* [Auszuführende Schritte]:
**A.** Beantworte anhand des Forenthreads zur Achssynchronisierung folgende Fragen:
(i) Welche Steuerung steht neben dem Schrittmotor mit Steuerteil für den Antrieb der zweiten Welle zur Verfügung?
(ii) Bis zu welcher Drehzahl dreht sich die Abzugswelle ungefähr?
(iii) Was kostet die FM357-2 einschließlich Firmware etwa?
**B.** Gib aus dem Forenthread zur Achssynchronisierung den Abschnitt von „100% exakt wird“ bis „synchroner gehts kaum.“ unverändert zurück.

* [Quelldokument]:
# eine zweite Achse synchronisieren



## frankkr (23 Oktober 2008)

Hallo,
ich habe ein Problem und suche eine Lösung.Auf der einen Seite ist die Abzugswelle einer Maschine(fördert ein textiles Produkt aus der Maschine),die durch einen Schrittmotor angetrieben wird.Es gibt keine Möglichkeit direkt die Steuerung einzubinden.Es steht nur ein Achsende zur Verfügung wo ein Drehgeber oder ähnliches befestigt werden kann.Die Welle dreht sich mit verschiedenen Geschwindigkeiten (von einer Umdrehung bis zu ca 80U/min )und ab und zu auch 2 Umdrehungen rückwerts.Auf der anderen Seite ist eine Aufnahmewelle die das Produkt weiter transportieren soll,dazu sollen die Wellen synchronisiert werden.Es darf kein Zug auf die erste Welle entstehen und die Textilie soll auch nicht durchhängen.
Zum Antrieb der zweiten Welle steht ein Schrittmotor mit Steuerteil sowie eine S7-314 zur Verfügung.
Wer kann mir helfen?
Vielen Dank im voraus.


----------



## Grubba (24 Oktober 2008)

wenn ich Dich richtig verstanden habe, soll also Deine andere Achse exakt die Bewegung der "Masterachse" folgen.

Deine S7 alleine wird dazu nicht ausreichen, dazu benötigst Du noch eine Ansteuerung für Dein "Steuerteil". Wobei ich vermute, dass das eine Schrittmotorendstufe sein soll, die Du mit Puls-Richtungssignalen ansteuern kannst. 
100% exakt wird das wohl nur mit einer übergeordneten Ansteuerung gehen. Für die S7 gäbe es da die FM357-2, bei der Du Deine "Slave" Achse an Deine Master-Achse koppeln kannst. Die kostet aber inkl. Firmware ca. 2200€.

Für den Fall, das Du an die Ansteuerung Deiner Masterachse herankommen kannst (elektrisch) und die Übersetzungen beider Achsen identisch sind, gibts aber noch eine ganz banale Lösung. Du müsstest dazu nur Dein Steuerteil der Slave-Achse mit den Impulsen der Masterachse versorgen. Habe ich selber schon mal gemacht, viel synchroner gehts kaum.

* [Einträge aus einem Datensatz]:

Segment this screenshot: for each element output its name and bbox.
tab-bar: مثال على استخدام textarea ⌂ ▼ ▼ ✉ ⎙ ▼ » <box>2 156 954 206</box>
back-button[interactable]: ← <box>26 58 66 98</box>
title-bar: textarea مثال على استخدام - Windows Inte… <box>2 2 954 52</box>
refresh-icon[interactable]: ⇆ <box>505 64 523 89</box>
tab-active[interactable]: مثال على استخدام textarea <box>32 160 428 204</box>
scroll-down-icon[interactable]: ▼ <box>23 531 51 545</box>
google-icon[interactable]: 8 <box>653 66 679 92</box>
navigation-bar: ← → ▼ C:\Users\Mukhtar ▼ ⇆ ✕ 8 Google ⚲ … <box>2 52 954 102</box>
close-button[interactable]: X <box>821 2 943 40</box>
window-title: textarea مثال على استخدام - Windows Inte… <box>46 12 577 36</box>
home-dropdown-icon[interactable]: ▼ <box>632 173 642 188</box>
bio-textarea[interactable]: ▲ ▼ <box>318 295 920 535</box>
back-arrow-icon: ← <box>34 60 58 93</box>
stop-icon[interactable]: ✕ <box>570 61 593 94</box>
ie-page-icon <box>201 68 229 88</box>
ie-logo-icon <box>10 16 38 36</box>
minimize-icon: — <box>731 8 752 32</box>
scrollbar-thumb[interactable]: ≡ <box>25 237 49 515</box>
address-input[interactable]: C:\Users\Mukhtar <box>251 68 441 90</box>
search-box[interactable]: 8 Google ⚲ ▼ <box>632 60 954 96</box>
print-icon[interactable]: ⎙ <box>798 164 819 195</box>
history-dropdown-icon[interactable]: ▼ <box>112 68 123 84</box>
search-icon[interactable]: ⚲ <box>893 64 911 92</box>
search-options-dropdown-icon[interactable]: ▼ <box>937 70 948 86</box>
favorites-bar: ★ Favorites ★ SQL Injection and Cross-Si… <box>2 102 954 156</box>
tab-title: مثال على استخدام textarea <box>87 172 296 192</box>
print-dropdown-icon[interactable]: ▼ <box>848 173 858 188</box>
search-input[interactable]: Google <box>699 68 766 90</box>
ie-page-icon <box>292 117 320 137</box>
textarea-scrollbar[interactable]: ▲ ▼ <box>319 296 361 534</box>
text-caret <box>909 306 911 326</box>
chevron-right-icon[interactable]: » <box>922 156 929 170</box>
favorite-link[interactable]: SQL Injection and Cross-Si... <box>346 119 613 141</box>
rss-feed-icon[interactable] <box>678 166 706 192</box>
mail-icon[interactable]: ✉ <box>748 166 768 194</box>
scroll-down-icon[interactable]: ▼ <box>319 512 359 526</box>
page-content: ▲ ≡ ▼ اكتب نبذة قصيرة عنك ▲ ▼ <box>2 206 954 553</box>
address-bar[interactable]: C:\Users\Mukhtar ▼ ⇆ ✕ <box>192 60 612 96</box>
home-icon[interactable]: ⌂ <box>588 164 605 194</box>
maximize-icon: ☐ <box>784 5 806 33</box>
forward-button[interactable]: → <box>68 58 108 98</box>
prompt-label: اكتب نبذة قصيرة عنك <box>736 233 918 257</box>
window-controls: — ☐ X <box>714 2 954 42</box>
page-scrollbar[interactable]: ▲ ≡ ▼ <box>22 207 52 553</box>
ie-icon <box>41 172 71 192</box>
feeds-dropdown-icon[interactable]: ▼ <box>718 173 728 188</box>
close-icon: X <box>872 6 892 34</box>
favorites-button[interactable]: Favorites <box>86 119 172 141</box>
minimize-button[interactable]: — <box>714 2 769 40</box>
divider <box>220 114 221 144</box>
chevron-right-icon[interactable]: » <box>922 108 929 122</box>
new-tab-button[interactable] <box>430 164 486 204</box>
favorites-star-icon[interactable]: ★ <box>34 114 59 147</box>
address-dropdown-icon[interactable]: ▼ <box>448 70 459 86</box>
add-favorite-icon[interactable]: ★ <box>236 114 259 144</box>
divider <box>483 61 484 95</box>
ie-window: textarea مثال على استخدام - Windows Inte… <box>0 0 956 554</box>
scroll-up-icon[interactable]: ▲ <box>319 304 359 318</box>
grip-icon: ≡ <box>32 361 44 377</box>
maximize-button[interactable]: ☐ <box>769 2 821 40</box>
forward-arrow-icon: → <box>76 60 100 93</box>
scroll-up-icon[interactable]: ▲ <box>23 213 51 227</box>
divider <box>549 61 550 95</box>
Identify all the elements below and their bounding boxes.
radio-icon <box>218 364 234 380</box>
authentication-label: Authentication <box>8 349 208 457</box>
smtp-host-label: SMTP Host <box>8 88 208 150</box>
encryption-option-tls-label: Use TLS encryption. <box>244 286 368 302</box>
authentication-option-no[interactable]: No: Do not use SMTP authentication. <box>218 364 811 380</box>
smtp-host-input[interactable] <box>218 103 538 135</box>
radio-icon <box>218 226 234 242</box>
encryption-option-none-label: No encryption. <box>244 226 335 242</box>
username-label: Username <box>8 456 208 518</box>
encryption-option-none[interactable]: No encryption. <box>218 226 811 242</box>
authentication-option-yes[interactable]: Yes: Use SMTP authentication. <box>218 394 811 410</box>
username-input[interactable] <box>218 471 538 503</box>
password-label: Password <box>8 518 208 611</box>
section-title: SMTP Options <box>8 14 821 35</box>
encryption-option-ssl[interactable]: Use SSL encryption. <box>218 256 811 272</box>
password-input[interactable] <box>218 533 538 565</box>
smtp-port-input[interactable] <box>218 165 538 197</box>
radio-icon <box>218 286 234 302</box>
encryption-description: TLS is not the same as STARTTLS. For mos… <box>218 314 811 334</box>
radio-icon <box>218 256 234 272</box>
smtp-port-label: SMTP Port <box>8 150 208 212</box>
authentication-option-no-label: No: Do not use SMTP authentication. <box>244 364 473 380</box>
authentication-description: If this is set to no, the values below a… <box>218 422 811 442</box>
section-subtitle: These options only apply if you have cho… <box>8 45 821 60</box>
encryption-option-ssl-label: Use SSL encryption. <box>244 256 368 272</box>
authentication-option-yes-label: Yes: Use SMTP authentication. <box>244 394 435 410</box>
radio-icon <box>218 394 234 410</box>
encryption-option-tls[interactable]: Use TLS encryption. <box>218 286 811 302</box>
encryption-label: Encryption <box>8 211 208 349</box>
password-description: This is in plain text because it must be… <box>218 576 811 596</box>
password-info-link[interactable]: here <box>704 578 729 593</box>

* [Antworten]:
**A.**
(i) Eine S7-314.
(ii) Bis ca. 80 U/min.
(iii) Ca. 2200 €.

**B.**
100% exakt wird das wohl nur mit einer übergeordneten Ansteuerung gehen. Für die S7 gäbe es da die FM357-2, bei der Du Deine "Slave" Achse an Deine Master-Achse koppeln kannst. Die kostet aber inkl. Firmware ca. 2200€.

Für den Fall, das Du an die Ansteuerung Deiner Masterachse herankommen kannst (elektrisch) und die Übersetzungen beider Achsen identisch sind, gibts aber noch eine ganz banale Lösung. Du müsstest dazu nur Dein Steuerteil der Slave-Achse mit den Impulsen der Masterachse versorgen. Habe ich selber schon mal gemacht, viel synchroner gehts kaum.